Written task →
Pull every line of the entries that has the word "year".

Entries taken from a collection
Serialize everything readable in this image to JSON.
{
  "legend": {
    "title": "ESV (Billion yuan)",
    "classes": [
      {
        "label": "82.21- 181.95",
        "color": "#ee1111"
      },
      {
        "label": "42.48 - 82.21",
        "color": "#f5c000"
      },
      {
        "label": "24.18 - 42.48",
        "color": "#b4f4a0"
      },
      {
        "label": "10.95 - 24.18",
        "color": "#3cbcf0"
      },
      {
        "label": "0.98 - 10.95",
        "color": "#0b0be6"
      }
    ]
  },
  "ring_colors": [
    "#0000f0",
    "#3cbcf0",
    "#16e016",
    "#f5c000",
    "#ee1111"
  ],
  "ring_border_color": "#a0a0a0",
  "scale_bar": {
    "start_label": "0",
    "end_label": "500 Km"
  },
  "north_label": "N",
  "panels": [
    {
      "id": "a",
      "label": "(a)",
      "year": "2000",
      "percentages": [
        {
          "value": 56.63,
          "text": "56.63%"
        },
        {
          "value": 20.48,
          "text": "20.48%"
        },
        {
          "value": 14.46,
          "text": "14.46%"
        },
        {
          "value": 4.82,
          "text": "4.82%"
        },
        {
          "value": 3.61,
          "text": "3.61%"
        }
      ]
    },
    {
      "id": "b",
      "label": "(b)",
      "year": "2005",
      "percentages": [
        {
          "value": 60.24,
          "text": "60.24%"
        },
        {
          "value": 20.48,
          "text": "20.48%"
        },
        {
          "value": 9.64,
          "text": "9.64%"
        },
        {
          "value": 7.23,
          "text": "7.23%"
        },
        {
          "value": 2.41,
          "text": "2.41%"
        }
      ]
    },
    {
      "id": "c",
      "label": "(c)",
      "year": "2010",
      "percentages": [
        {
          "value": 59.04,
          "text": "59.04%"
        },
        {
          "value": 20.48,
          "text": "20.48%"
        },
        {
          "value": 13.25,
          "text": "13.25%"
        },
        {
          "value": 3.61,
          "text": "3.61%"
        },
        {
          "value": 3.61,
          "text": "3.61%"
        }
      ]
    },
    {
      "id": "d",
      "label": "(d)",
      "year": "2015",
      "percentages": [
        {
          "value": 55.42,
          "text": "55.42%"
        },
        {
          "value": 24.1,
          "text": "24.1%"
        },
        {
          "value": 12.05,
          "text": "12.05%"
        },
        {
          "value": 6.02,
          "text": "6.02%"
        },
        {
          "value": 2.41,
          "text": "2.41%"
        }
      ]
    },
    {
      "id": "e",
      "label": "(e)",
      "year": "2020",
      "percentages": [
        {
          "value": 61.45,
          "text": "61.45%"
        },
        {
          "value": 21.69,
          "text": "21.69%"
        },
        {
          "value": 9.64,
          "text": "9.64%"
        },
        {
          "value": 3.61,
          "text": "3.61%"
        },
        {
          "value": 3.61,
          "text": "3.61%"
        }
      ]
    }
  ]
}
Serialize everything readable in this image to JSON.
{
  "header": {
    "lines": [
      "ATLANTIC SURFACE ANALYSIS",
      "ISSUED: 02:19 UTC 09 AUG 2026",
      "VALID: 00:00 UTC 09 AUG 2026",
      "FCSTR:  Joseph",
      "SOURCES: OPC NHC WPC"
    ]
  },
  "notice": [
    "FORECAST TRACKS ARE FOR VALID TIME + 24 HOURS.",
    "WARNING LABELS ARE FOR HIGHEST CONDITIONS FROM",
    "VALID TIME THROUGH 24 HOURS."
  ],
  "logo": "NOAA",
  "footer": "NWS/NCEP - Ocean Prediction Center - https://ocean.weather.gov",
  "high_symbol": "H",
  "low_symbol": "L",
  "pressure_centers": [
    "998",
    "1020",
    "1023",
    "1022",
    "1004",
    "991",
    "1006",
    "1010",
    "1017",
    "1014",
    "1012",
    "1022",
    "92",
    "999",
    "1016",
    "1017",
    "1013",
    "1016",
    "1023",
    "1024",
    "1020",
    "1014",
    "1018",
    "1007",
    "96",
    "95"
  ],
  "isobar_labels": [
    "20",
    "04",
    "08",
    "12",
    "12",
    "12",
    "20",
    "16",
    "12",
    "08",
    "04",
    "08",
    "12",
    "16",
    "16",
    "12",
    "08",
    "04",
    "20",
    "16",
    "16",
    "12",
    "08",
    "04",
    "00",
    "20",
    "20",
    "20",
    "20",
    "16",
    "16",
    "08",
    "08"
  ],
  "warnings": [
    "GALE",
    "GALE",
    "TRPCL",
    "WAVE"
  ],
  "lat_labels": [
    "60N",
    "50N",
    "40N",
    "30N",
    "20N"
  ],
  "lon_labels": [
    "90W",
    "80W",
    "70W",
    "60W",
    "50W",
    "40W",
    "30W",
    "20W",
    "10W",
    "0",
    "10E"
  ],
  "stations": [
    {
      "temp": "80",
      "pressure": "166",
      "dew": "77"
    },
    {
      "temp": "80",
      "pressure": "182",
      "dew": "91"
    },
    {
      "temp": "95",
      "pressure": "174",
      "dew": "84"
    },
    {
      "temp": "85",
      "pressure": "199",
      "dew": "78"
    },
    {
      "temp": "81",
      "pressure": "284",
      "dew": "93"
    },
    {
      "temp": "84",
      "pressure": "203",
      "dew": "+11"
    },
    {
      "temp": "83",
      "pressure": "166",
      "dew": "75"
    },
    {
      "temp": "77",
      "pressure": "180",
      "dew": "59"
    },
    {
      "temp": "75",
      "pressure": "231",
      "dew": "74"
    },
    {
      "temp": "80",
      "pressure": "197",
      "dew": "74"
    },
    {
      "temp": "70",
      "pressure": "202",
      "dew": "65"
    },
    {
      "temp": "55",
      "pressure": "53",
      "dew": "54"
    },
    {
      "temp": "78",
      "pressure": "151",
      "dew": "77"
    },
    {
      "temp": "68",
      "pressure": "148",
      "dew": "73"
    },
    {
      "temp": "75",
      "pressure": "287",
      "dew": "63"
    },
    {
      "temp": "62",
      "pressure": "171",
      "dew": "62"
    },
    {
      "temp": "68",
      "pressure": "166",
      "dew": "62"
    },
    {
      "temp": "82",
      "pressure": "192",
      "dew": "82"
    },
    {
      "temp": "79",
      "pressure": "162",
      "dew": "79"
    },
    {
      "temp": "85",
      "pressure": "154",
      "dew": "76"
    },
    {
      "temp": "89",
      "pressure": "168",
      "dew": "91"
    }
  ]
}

Solution to this task →
      "year": "2000",
      "year": "2005",
      "year": "2010",
      "year": "2015",
      "year": "2020",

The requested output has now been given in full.